— Start Data records —

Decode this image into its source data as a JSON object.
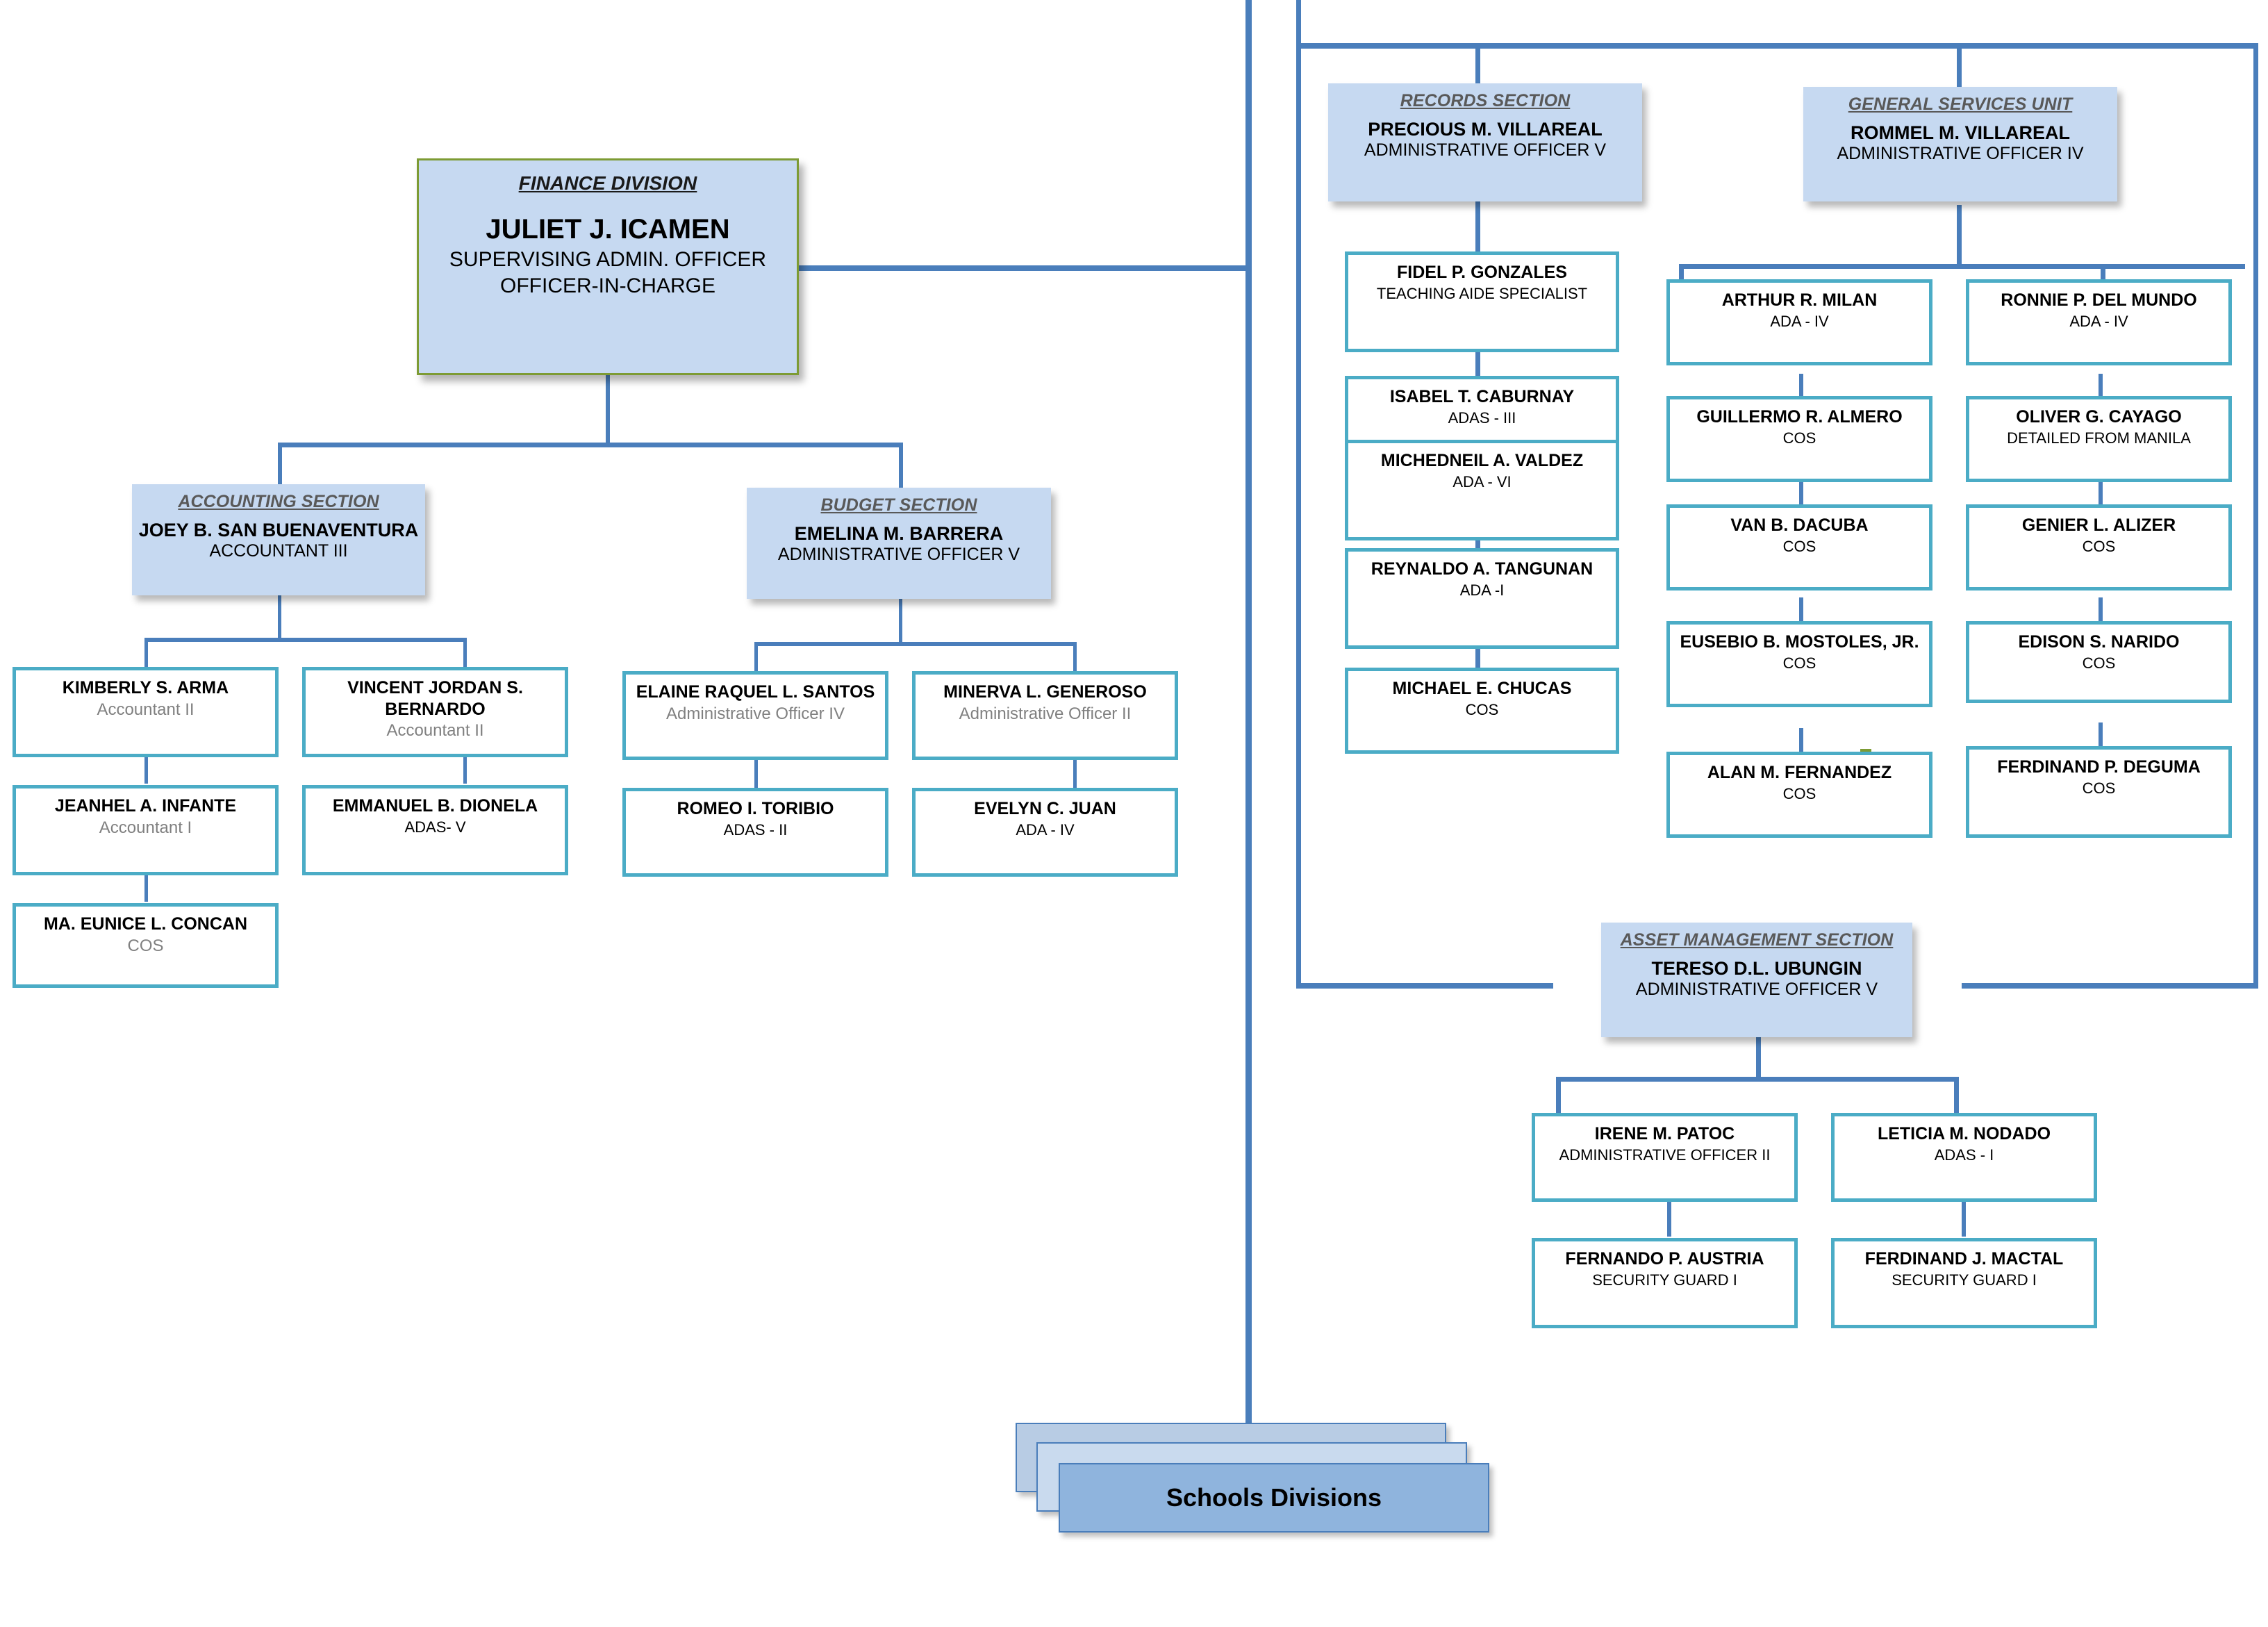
{
  "root": {
    "section": "FINANCE DIVISION",
    "name": "JULIET J. ICAMEN",
    "position1": "SUPERVISING ADMIN. OFFICER",
    "position2": "OFFICER-IN-CHARGE"
  },
  "accounting": {
    "section": "ACCOUNTING SECTION",
    "name": "JOEY B. SAN BUENAVENTURA",
    "position": "ACCOUNTANT III",
    "left": [
      {
        "name": "KIMBERLY S. ARMA",
        "position": "Accountant II"
      },
      {
        "name": "JEANHEL A. INFANTE",
        "position": "Accountant I"
      },
      {
        "name": "MA. EUNICE L. CONCAN",
        "position": "COS"
      }
    ],
    "right": [
      {
        "name": "VINCENT JORDAN S. BERNARDO",
        "position": "Accountant II"
      },
      {
        "name": "EMMANUEL B. DIONELA",
        "position": "ADAS- V"
      }
    ]
  },
  "budget": {
    "section": "BUDGET SECTION",
    "name": "EMELINA M. BARRERA",
    "position": "ADMINISTRATIVE OFFICER V",
    "left": [
      {
        "name": "ELAINE RAQUEL L. SANTOS",
        "position": "Administrative Officer IV"
      },
      {
        "name": "ROMEO I. TORIBIO",
        "position": "ADAS - II"
      }
    ],
    "right": [
      {
        "name": "MINERVA L. GENEROSO",
        "position": "Administrative Officer II"
      },
      {
        "name": "EVELYN C. JUAN",
        "position": "ADA - IV"
      }
    ]
  },
  "records": {
    "section": "RECORDS SECTION",
    "name": "PRECIOUS M. VILLAREAL",
    "position": "ADMINISTRATIVE OFFICER V",
    "staff": [
      {
        "name": "FIDEL P. GONZALES",
        "position": "TEACHING AIDE SPECIALIST"
      },
      {
        "name": "ISABEL T. CABURNAY",
        "position": "ADAS - III"
      },
      {
        "name": "MICHEDNEIL A. VALDEZ",
        "position": "ADA - VI"
      },
      {
        "name": "REYNALDO A. TANGUNAN",
        "position": "ADA -I"
      },
      {
        "name": "MICHAEL E. CHUCAS",
        "position": "COS"
      }
    ]
  },
  "gsu": {
    "section": "GENERAL SERVICES UNIT",
    "name": "ROMMEL M. VILLAREAL",
    "position": "ADMINISTRATIVE OFFICER IV",
    "left": [
      {
        "name": "ARTHUR R. MILAN",
        "position": "ADA - IV"
      },
      {
        "name": "GUILLERMO R. ALMERO",
        "position": "COS"
      },
      {
        "name": "VAN B. DACUBA",
        "position": "COS"
      },
      {
        "name": "EUSEBIO B. MOSTOLES, JR.",
        "position": "COS"
      },
      {
        "name": "ALAN M. FERNANDEZ",
        "position": "COS"
      }
    ],
    "right": [
      {
        "name": "RONNIE P. DEL MUNDO",
        "position": "ADA - IV"
      },
      {
        "name": "OLIVER G. CAYAGO",
        "position": "DETAILED FROM MANILA"
      },
      {
        "name": "GENIER L. ALIZER",
        "position": "COS"
      },
      {
        "name": "EDISON S. NARIDO",
        "position": "COS"
      },
      {
        "name": "FERDINAND P. DEGUMA",
        "position": "COS"
      }
    ]
  },
  "asset": {
    "section": "ASSET MANAGEMENT SECTION",
    "name": "TERESO D.L. UBUNGIN",
    "position": "ADMINISTRATIVE OFFICER V",
    "left": [
      {
        "name": "IRENE M. PATOC",
        "position": "ADMINISTRATIVE OFFICER II"
      },
      {
        "name": "FERNANDO P. AUSTRIA",
        "position": "SECURITY GUARD I"
      }
    ],
    "right": [
      {
        "name": "LETICIA M. NODADO",
        "position": "ADAS - I"
      },
      {
        "name": "FERDINAND J. MACTAL",
        "position": "SECURITY GUARD I"
      }
    ]
  },
  "schools": {
    "label": "Schools Divisions"
  },
  "colors": {
    "connector": "#4a7ebb",
    "manager_fill": "#c6d9f1",
    "staff_border": "#4bacc6",
    "root_border": "#7d9b34",
    "section_title": "#595959",
    "muted_text": "#808080",
    "schools_front": "#8fb4dd"
  }
}
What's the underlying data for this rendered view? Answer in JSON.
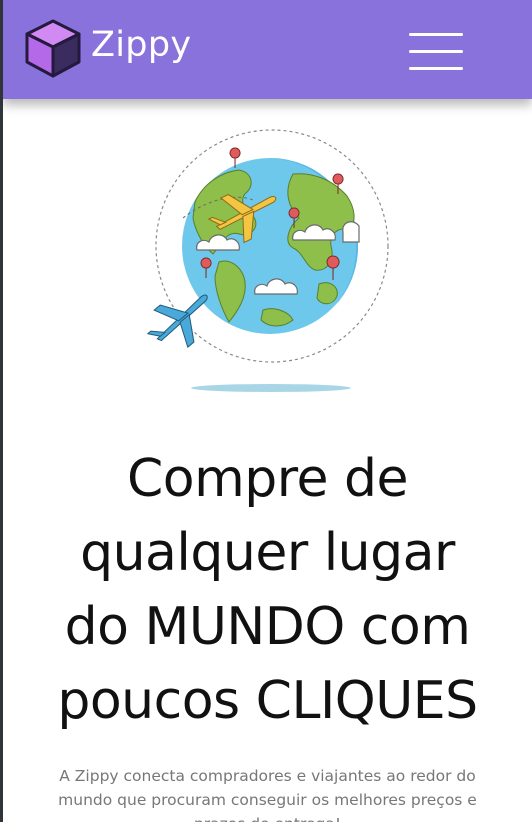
{
  "header": {
    "brand": "Zippy",
    "logo_icon": "cube-icon",
    "menu_icon": "hamburger-menu-icon",
    "colors": {
      "navbar": "#8a72dc",
      "cube_light": "#b46ae8",
      "cube_dark": "#2a1f47"
    }
  },
  "hero": {
    "illustration": "globe-with-airplanes-icon",
    "headline": {
      "line1": "Compre de",
      "line2": "qualquer lugar",
      "line3": "do MUNDO com",
      "line4": "poucos CLIQUES"
    },
    "description": "A Zippy conecta compradores e viajantes ao redor do mundo que procuram conseguir os melhores preços e prazos de entrega!"
  }
}
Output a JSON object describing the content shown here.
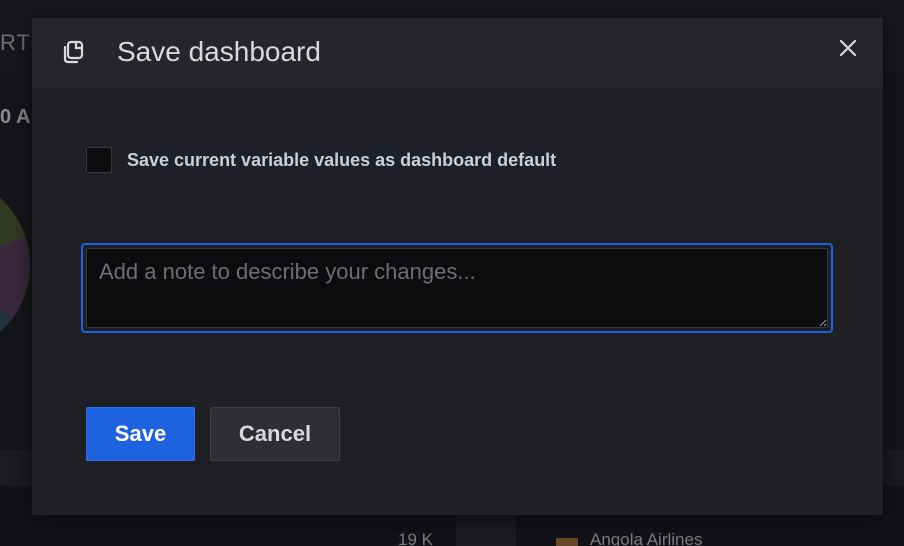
{
  "background": {
    "top_left_text": "RTE",
    "left_heading_text": "0 A",
    "bottom_value": "19 K",
    "legend_item": "Angola Airlines"
  },
  "modal": {
    "title": "Save dashboard",
    "header_icon": "copy-icon",
    "close_icon": "close-icon",
    "checkbox": {
      "label": "Save current variable values as dashboard default",
      "checked": false
    },
    "note": {
      "value": "",
      "placeholder": "Add a note to describe your changes..."
    },
    "buttons": {
      "save_label": "Save",
      "cancel_label": "Cancel"
    }
  },
  "colors": {
    "primary": "#1f62e0",
    "modal_bg": "#1f2025",
    "header_bg": "#24262b",
    "text": "#d8d9da"
  }
}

— End Data records —

To do
Pictures stay out; reproduce every line of the records exactly.

Final result
Decode this image into its source data as a JSON object.
{
  "root": {
    "section": "FINANCE DIVISION",
    "name": "JULIET J. ICAMEN",
    "position1": "SUPERVISING ADMIN. OFFICER",
    "position2": "OFFICER-IN-CHARGE"
  },
  "accounting": {
    "section": "ACCOUNTING SECTION",
    "name": "JOEY B. SAN BUENAVENTURA",
    "position": "ACCOUNTANT III",
    "left": [
      {
        "name": "KIMBERLY S. ARMA",
        "position": "Accountant II"
      },
      {
        "name": "JEANHEL A. INFANTE",
        "position": "Accountant I"
      },
      {
        "name": "MA. EUNICE L. CONCAN",
        "position": "COS"
      }
    ],
    "right": [
      {
        "name": "VINCENT JORDAN S. BERNARDO",
        "position": "Accountant II"
      },
      {
        "name": "EMMANUEL B. DIONELA",
        "position": "ADAS- V"
      }
    ]
  },
  "budget": {
    "section": "BUDGET SECTION",
    "name": "EMELINA M. BARRERA",
    "position": "ADMINISTRATIVE OFFICER V",
    "left": [
      {
        "name": "ELAINE RAQUEL L. SANTOS",
        "position": "Administrative Officer IV"
      },
      {
        "name": "ROMEO I. TORIBIO",
        "position": "ADAS - II"
      }
    ],
    "right": [
      {
        "name": "MINERVA L. GENEROSO",
        "position": "Administrative Officer II"
      },
      {
        "name": "EVELYN C. JUAN",
        "position": "ADA - IV"
      }
    ]
  },
  "records": {
    "section": "RECORDS SECTION",
    "name": "PRECIOUS M. VILLAREAL",
    "position": "ADMINISTRATIVE OFFICER V",
    "staff": [
      {
        "name": "FIDEL P. GONZALES",
        "position": "TEACHING AIDE SPECIALIST"
      },
      {
        "name": "ISABEL T. CABURNAY",
        "position": "ADAS - III"
      },
      {
        "name": "MICHEDNEIL A. VALDEZ",
        "position": "ADA - VI"
      },
      {
        "name": "REYNALDO A. TANGUNAN",
        "position": "ADA -I"
      },
      {
        "name": "MICHAEL E. CHUCAS",
        "position": "COS"
      }
    ]
  },
  "gsu": {
    "section": "GENERAL SERVICES UNIT",
    "name": "ROMMEL M. VILLAREAL",
    "position": "ADMINISTRATIVE OFFICER IV",
    "left": [
      {
        "name": "ARTHUR R. MILAN",
        "position": "ADA - IV"
      },
      {
        "name": "GUILLERMO R. ALMERO",
        "position": "COS"
      },
      {
        "name": "VAN B. DACUBA",
        "position": "COS"
      },
      {
        "name": "EUSEBIO B. MOSTOLES, JR.",
        "position": "COS"
      },
      {
        "name": "ALAN M. FERNANDEZ",
        "position": "COS"
      }
    ],
    "right": [
      {
        "name": "RONNIE P. DEL MUNDO",
        "position": "ADA - IV"
      },
      {
        "name": "OLIVER G. CAYAGO",
        "position": "DETAILED FROM MANILA"
      },
      {
        "name": "GENIER L. ALIZER",
        "position": "COS"
      },
      {
        "name": "EDISON S. NARIDO",
        "position": "COS"
      },
      {
        "name": "FERDINAND P. DEGUMA",
        "position": "COS"
      }
    ]
  },
  "asset": {
    "section": "ASSET MANAGEMENT SECTION",
    "name": "TERESO D.L. UBUNGIN",
    "position": "ADMINISTRATIVE OFFICER V",
    "left": [
      {
        "name": "IRENE M. PATOC",
        "position": "ADMINISTRATIVE OFFICER II"
      },
      {
        "name": "FERNANDO P. AUSTRIA",
        "position": "SECURITY GUARD I"
      }
    ],
    "right": [
      {
        "name": "LETICIA M. NODADO",
        "position": "ADAS - I"
      },
      {
        "name": "FERDINAND J. MACTAL",
        "position": "SECURITY GUARD I"
      }
    ]
  },
  "schools": {
    "label": "Schools Divisions"
  },
  "colors": {
    "connector": "#4a7ebb",
    "manager_fill": "#c6d9f1",
    "staff_border": "#4bacc6",
    "root_border": "#7d9b34",
    "section_title": "#595959",
    "muted_text": "#808080",
    "schools_front": "#8fb4dd"
  }
}
What's the underlying data for this rendered view? Answer in JSON.
{
  "header": {
    "brand": "Zippy",
    "logo_icon": "cube-icon",
    "menu_icon": "hamburger-menu-icon",
    "colors": {
      "navbar": "#8a72dc",
      "cube_light": "#b46ae8",
      "cube_dark": "#2a1f47"
    }
  },
  "hero": {
    "illustration": "globe-with-airplanes-icon",
    "headline": {
      "line1": "Compre de",
      "line2": "qualquer lugar",
      "line3": "do MUNDO com",
      "line4": "poucos CLIQUES"
    },
    "description": "A Zippy conecta compradores e viajantes ao redor do mundo que procuram conseguir os melhores preços e prazos de entrega!"
  }
}
Output a JSON object describing the content shown here.
{
  "background": {
    "top_left_text": "RTE",
    "left_heading_text": "0 A",
    "bottom_value": "19 K",
    "legend_item": "Angola Airlines"
  },
  "modal": {
    "title": "Save dashboard",
    "header_icon": "copy-icon",
    "close_icon": "close-icon",
    "checkbox": {
      "label": "Save current variable values as dashboard default",
      "checked": false
    },
    "note": {
      "value": "",
      "placeholder": "Add a note to describe your changes..."
    },
    "buttons": {
      "save_label": "Save",
      "cancel_label": "Cancel"
    }
  },
  "colors": {
    "primary": "#1f62e0",
    "modal_bg": "#1f2025",
    "header_bg": "#24262b",
    "text": "#d8d9da"
  }
}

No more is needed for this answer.